'''
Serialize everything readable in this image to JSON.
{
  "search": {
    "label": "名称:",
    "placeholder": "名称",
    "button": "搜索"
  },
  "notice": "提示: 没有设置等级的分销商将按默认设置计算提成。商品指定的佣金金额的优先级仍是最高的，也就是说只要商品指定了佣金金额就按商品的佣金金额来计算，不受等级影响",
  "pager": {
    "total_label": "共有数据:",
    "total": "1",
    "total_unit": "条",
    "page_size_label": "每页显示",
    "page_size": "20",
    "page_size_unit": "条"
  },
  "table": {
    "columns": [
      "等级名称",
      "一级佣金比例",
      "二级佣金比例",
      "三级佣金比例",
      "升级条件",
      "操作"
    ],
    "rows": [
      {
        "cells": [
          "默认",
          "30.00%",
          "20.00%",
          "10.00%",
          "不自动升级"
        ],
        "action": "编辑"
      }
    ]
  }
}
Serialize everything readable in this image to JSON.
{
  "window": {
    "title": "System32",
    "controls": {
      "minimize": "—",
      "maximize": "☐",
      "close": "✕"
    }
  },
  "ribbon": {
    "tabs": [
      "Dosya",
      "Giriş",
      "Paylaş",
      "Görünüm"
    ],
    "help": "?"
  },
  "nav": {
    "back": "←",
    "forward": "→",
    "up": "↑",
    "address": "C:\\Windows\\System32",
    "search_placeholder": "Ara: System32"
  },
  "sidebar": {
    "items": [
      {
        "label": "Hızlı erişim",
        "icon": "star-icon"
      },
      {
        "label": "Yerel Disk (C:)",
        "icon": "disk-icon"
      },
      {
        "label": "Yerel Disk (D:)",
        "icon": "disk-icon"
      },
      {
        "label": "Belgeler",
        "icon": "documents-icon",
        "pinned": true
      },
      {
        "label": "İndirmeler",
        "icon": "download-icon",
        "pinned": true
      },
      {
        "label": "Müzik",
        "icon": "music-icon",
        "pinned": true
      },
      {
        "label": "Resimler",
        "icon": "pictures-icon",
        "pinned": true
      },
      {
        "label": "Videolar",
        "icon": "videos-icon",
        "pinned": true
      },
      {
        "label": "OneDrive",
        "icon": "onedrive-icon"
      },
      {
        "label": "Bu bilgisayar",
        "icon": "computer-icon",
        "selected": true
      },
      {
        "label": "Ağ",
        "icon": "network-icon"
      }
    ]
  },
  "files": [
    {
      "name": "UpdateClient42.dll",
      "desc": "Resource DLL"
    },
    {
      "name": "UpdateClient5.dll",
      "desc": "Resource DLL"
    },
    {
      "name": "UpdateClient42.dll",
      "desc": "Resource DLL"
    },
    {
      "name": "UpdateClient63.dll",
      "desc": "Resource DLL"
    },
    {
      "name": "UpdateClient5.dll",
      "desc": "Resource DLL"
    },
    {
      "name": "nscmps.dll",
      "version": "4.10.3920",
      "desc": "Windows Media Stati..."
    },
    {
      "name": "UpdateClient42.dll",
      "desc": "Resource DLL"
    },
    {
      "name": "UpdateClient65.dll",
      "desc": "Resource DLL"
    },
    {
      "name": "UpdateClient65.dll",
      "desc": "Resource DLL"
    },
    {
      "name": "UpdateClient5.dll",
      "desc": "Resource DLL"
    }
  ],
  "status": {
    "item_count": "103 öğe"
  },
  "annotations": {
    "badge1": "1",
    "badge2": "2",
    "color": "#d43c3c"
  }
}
'''
- _Short task_:
Nothing but a number is needed here: how many lines hold the string "Windows"?

- _Answer to this problem_:
2